- [WHAT TO WORK ON] Transcribe each entry below exactly. Pictures do not go in the copy.

- [EXCERPTED DATA]
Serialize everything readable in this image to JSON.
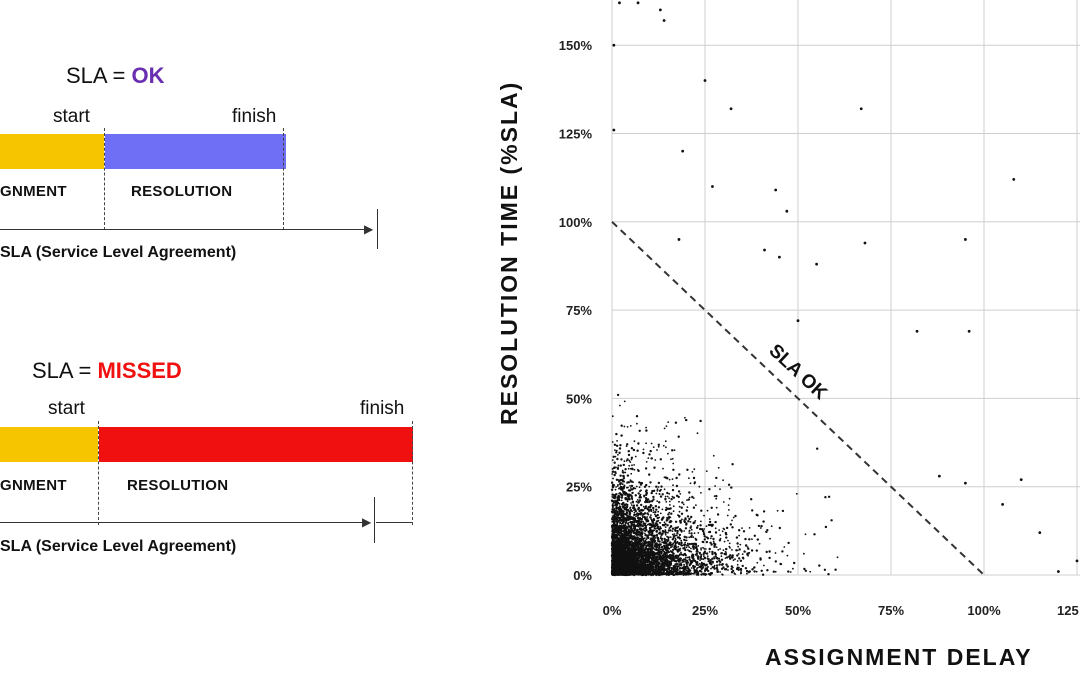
{
  "diagram_ok": {
    "title_prefix": "SLA = ",
    "status": "OK",
    "status_color": "#6a2fb0",
    "start_label": "start",
    "finish_label": "finish",
    "assignment_label": "GNMENT",
    "resolution_label": "RESOLUTION",
    "sla_label": "SLA (Service Level Agreement)",
    "assignment_color": "#f7c400",
    "resolution_color": "#6f6ff5"
  },
  "diagram_missed": {
    "title_prefix": "SLA = ",
    "status": "MISSED",
    "status_color": "#f01010",
    "start_label": "start",
    "finish_label": "finish",
    "assignment_label": "GNMENT",
    "resolution_label": "RESOLUTION",
    "sla_label": "SLA (Service Level Agreement)",
    "assignment_color": "#f7c400",
    "resolution_color": "#f01010"
  },
  "chart_data": {
    "type": "scatter",
    "xlabel": "ASSIGNMENT DELAY",
    "ylabel": "RESOLUTION TIME (%SLA)",
    "xlim": [
      0,
      125
    ],
    "ylim": [
      0,
      160
    ],
    "x_ticks": [
      "0%",
      "25%",
      "50%",
      "75%",
      "100%",
      "125"
    ],
    "y_ticks": [
      "0%",
      "25%",
      "50%",
      "75%",
      "100%",
      "125%",
      "150%"
    ],
    "grid": true,
    "annotation": "SLA OK",
    "sla_line": {
      "from": [
        0,
        100
      ],
      "to": [
        100,
        0
      ],
      "style": "dashed"
    },
    "n_points": 5000,
    "outliers": [
      [
        2,
        162
      ],
      [
        7,
        162
      ],
      [
        13,
        160
      ],
      [
        14,
        157
      ],
      [
        0.5,
        150
      ],
      [
        0.5,
        126
      ],
      [
        25,
        140
      ],
      [
        32,
        132
      ],
      [
        67,
        132
      ],
      [
        19,
        120
      ],
      [
        27,
        110
      ],
      [
        44,
        109
      ],
      [
        47,
        103
      ],
      [
        108,
        112
      ],
      [
        18,
        95
      ],
      [
        41,
        92
      ],
      [
        45,
        90
      ],
      [
        55,
        88
      ],
      [
        68,
        94
      ],
      [
        95,
        95
      ],
      [
        82,
        69
      ],
      [
        96,
        69
      ],
      [
        50,
        72
      ],
      [
        88,
        28
      ],
      [
        95,
        26
      ],
      [
        110,
        27
      ],
      [
        105,
        20
      ],
      [
        115,
        12
      ],
      [
        125,
        4
      ],
      [
        120,
        1
      ]
    ],
    "points_color": "#111111",
    "grid_color": "#cfcfcf"
  }
}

- [ANSWER TO THE PROBLEM]
Serialize everything readable in this image to JSON.
{
  "diagram_ok": {
    "title_prefix": "SLA = ",
    "status": "OK",
    "status_color": "#6a2fb0",
    "start_label": "start",
    "finish_label": "finish",
    "assignment_label": "GNMENT",
    "resolution_label": "RESOLUTION",
    "sla_label": "SLA (Service Level Agreement)",
    "assignment_color": "#f7c400",
    "resolution_color": "#6f6ff5"
  },
  "diagram_missed": {
    "title_prefix": "SLA = ",
    "status": "MISSED",
    "status_color": "#f01010",
    "start_label": "start",
    "finish_label": "finish",
    "assignment_label": "GNMENT",
    "resolution_label": "RESOLUTION",
    "sla_label": "SLA (Service Level Agreement)",
    "assignment_color": "#f7c400",
    "resolution_color": "#f01010"
  },
  "chart_data": {
    "type": "scatter",
    "xlabel": "ASSIGNMENT DELAY",
    "ylabel": "RESOLUTION TIME (%SLA)",
    "xlim": [
      0,
      125
    ],
    "ylim": [
      0,
      160
    ],
    "x_ticks": [
      "0%",
      "25%",
      "50%",
      "75%",
      "100%",
      "125"
    ],
    "y_ticks": [
      "0%",
      "25%",
      "50%",
      "75%",
      "100%",
      "125%",
      "150%"
    ],
    "grid": true,
    "annotation": "SLA OK",
    "sla_line": {
      "from": [
        0,
        100
      ],
      "to": [
        100,
        0
      ],
      "style": "dashed"
    },
    "n_points": 5000,
    "outliers": [
      [
        2,
        162
      ],
      [
        7,
        162
      ],
      [
        13,
        160
      ],
      [
        14,
        157
      ],
      [
        0.5,
        150
      ],
      [
        0.5,
        126
      ],
      [
        25,
        140
      ],
      [
        32,
        132
      ],
      [
        67,
        132
      ],
      [
        19,
        120
      ],
      [
        27,
        110
      ],
      [
        44,
        109
      ],
      [
        47,
        103
      ],
      [
        108,
        112
      ],
      [
        18,
        95
      ],
      [
        41,
        92
      ],
      [
        45,
        90
      ],
      [
        55,
        88
      ],
      [
        68,
        94
      ],
      [
        95,
        95
      ],
      [
        82,
        69
      ],
      [
        96,
        69
      ],
      [
        50,
        72
      ],
      [
        88,
        28
      ],
      [
        95,
        26
      ],
      [
        110,
        27
      ],
      [
        105,
        20
      ],
      [
        115,
        12
      ],
      [
        125,
        4
      ],
      [
        120,
        1
      ]
    ],
    "points_color": "#111111",
    "grid_color": "#cfcfcf"
  }
}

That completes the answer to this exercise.